- [Job] All entries are to be given again verbatim.

[Start]

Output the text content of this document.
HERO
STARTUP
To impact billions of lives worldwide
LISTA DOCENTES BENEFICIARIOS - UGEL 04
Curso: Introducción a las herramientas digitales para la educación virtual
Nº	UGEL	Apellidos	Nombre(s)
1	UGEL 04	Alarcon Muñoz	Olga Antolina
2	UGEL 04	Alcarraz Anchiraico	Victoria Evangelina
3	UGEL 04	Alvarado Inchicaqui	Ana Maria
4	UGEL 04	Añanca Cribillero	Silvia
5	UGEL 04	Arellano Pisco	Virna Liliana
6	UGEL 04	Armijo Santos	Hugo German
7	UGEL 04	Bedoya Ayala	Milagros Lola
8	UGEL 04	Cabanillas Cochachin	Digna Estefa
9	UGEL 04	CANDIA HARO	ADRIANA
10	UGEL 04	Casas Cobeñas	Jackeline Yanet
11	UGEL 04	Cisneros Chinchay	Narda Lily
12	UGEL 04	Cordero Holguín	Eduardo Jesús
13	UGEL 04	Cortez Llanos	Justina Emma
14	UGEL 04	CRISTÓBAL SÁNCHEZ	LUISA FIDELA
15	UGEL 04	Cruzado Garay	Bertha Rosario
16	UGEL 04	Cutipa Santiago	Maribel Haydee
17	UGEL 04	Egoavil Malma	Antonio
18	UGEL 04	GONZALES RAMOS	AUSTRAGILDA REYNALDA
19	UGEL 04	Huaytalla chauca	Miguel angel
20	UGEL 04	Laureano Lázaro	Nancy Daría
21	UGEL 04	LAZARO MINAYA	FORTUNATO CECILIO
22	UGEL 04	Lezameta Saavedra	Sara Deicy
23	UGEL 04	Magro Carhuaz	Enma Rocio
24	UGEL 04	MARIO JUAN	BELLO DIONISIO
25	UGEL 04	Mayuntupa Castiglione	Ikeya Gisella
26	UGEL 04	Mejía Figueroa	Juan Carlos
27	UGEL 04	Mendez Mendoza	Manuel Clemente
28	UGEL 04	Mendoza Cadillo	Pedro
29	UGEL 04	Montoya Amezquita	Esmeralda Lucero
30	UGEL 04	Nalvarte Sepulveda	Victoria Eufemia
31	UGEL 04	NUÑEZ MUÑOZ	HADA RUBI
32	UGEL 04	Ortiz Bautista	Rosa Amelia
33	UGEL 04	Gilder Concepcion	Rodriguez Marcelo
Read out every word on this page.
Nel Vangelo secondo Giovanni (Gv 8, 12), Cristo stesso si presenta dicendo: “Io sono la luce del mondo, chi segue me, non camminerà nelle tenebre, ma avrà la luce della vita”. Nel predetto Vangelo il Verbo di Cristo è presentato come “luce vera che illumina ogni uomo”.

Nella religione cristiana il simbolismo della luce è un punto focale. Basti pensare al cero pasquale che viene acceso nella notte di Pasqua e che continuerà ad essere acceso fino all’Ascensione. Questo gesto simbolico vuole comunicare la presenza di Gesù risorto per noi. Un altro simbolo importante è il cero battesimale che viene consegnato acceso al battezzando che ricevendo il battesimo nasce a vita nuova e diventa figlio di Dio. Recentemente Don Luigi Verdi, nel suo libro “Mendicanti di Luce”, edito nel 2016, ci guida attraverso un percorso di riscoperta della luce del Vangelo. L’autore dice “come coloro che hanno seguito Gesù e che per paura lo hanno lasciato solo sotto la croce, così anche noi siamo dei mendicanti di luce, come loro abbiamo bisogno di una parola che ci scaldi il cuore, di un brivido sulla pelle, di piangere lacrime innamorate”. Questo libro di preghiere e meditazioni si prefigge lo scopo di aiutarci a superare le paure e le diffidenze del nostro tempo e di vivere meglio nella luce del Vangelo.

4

[End]

- [Finished exercise]
Output the text content of this document.
HERO
STARTUP
To impact billions of lives worldwide
LISTA DOCENTES BENEFICIARIOS - UGEL 04
Curso: Introducción a las herramientas digitales para la educación virtual
Nº	UGEL	Apellidos	Nombre(s)
1	UGEL 04	Alarcon Muñoz	Olga Antolina
2	UGEL 04	Alcarraz Anchiraico	Victoria Evangelina
3	UGEL 04	Alvarado Inchicaqui	Ana Maria
4	UGEL 04	Añanca Cribillero	Silvia
5	UGEL 04	Arellano Pisco	Virna Liliana
6	UGEL 04	Armijo Santos	Hugo German
7	UGEL 04	Bedoya Ayala	Milagros Lola
8	UGEL 04	Cabanillas Cochachin	Digna Estefa
9	UGEL 04	CANDIA HARO	ADRIANA
10	UGEL 04	Casas Cobeñas	Jackeline Yanet
11	UGEL 04	Cisneros Chinchay	Narda Lily
12	UGEL 04	Cordero Holguín	Eduardo Jesús
13	UGEL 04	Cortez Llanos	Justina Emma
14	UGEL 04	CRISTÓBAL SÁNCHEZ	LUISA FIDELA
15	UGEL 04	Cruzado Garay	Bertha Rosario
16	UGEL 04	Cutipa Santiago	Maribel Haydee
17	UGEL 04	Egoavil Malma	Antonio
18	UGEL 04	GONZALES RAMOS	AUSTRAGILDA REYNALDA
19	UGEL 04	Huaytalla chauca	Miguel angel
20	UGEL 04	Laureano Lázaro	Nancy Daría
21	UGEL 04	LAZARO MINAYA	FORTUNATO CECILIO
22	UGEL 04	Lezameta Saavedra	Sara Deicy
23	UGEL 04	Magro Carhuaz	Enma Rocio
24	UGEL 04	MARIO JUAN	BELLO DIONISIO
25	UGEL 04	Mayuntupa Castiglione	Ikeya Gisella
26	UGEL 04	Mejía Figueroa	Juan Carlos
27	UGEL 04	Mendez Mendoza	Manuel Clemente
28	UGEL 04	Mendoza Cadillo	Pedro
29	UGEL 04	Montoya Amezquita	Esmeralda Lucero
30	UGEL 04	Nalvarte Sepulveda	Victoria Eufemia
31	UGEL 04	NUÑEZ MUÑOZ	HADA RUBI
32	UGEL 04	Ortiz Bautista	Rosa Amelia
33	UGEL 04	Gilder Concepcion	Rodriguez Marcelo
Read out every word on this page.
Nel Vangelo secondo Giovanni (Gv 8, 12), Cristo stesso si presenta dicendo: “Io sono la luce del mondo, chi segue me, non camminerà nelle tenebre, ma avrà la luce della vita”. Nel predetto Vangelo il Verbo di Cristo è presentato come “luce vera che illumina ogni uomo”.

Nella religione cristiana il simbolismo della luce è un punto focale. Basti pensare al cero pasquale che viene acceso nella notte di Pasqua e che continuerà ad essere acceso fino all’Ascensione. Questo gesto simbolico vuole comunicare la presenza di Gesù risorto per noi. Un altro simbolo importante è il cero battesimale che viene consegnato acceso al battezzando che ricevendo il battesimo nasce a vita nuova e diventa figlio di Dio. Recentemente Don Luigi Verdi, nel suo libro “Mendicanti di Luce”, edito nel 2016, ci guida attraverso un percorso di riscoperta della luce del Vangelo. L’autore dice “come coloro che hanno seguito Gesù e che per paura lo hanno lasciato solo sotto la croce, così anche noi siamo dei mendicanti di luce, come loro abbiamo bisogno di una parola che ci scaldi il cuore, di un brivido sulla pelle, di piangere lacrime innamorate”. Questo libro di preghiere e meditazioni si prefigge lo scopo di aiutarci a superare le paure e le diffidenze del nostro tempo e di vivere meglio nella luce del Vangelo.

4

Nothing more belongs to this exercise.